■ STATED GOAL ■
In the listing below, how many lines contain the word "true"? Please respond with the number only.

■ MATERIAL ■

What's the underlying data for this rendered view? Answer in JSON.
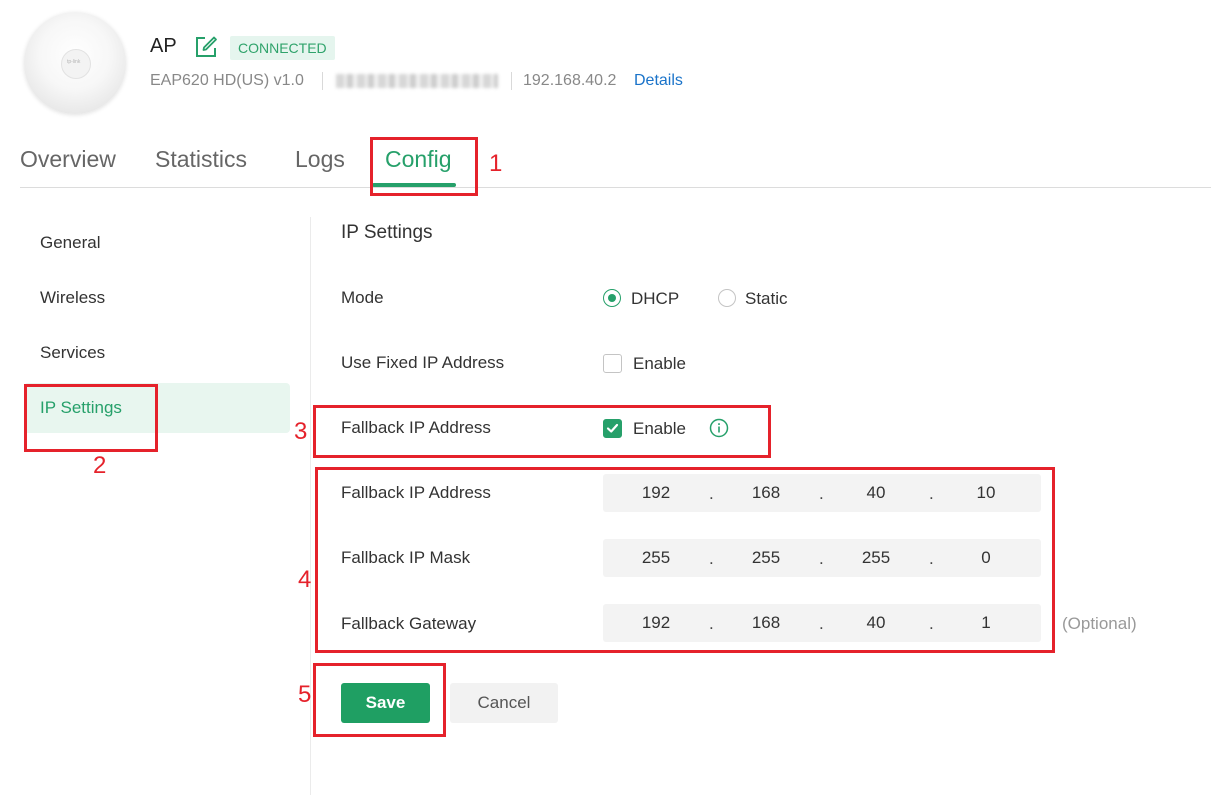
{
  "device": {
    "name": "AP",
    "status": "CONNECTED",
    "model": "EAP620 HD(US) v1.0",
    "ip": "192.168.40.2",
    "details_link": "Details",
    "logo_text": "tp-link"
  },
  "tabs": [
    {
      "label": "Overview"
    },
    {
      "label": "Statistics"
    },
    {
      "label": "Logs"
    },
    {
      "label": "Config",
      "active": true
    }
  ],
  "sidebar": {
    "items": [
      {
        "label": "General"
      },
      {
        "label": "Wireless"
      },
      {
        "label": "Services"
      },
      {
        "label": "IP Settings",
        "active": true
      }
    ]
  },
  "ip_settings": {
    "title": "IP Settings",
    "mode": {
      "label": "Mode",
      "options": [
        "DHCP",
        "Static"
      ],
      "selected": "DHCP"
    },
    "fixed_ip": {
      "label": "Use Fixed IP Address",
      "option": "Enable",
      "checked": false
    },
    "fallback": {
      "label": "Fallback IP Address",
      "option": "Enable",
      "checked": true
    },
    "fallback_ip": {
      "label": "Fallback IP Address",
      "octets": [
        "192",
        "168",
        "40",
        "10"
      ]
    },
    "fallback_mask": {
      "label": "Fallback IP Mask",
      "octets": [
        "255",
        "255",
        "255",
        "0"
      ]
    },
    "fallback_gateway": {
      "label": "Fallback Gateway",
      "octets": [
        "192",
        "168",
        "40",
        "1"
      ],
      "hint": "(Optional)"
    },
    "dot": "."
  },
  "buttons": {
    "save": "Save",
    "cancel": "Cancel"
  },
  "annotations": {
    "labels": [
      "1",
      "2",
      "3",
      "4",
      "5"
    ]
  },
  "colors": {
    "accent": "#26a06a",
    "annotation": "#e5222b",
    "link": "#1a73c9"
  },
  "icons": {
    "edit": "edit-icon",
    "info": "info-icon",
    "check": "check-icon"
  }
}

■ TASK RESULT ■
3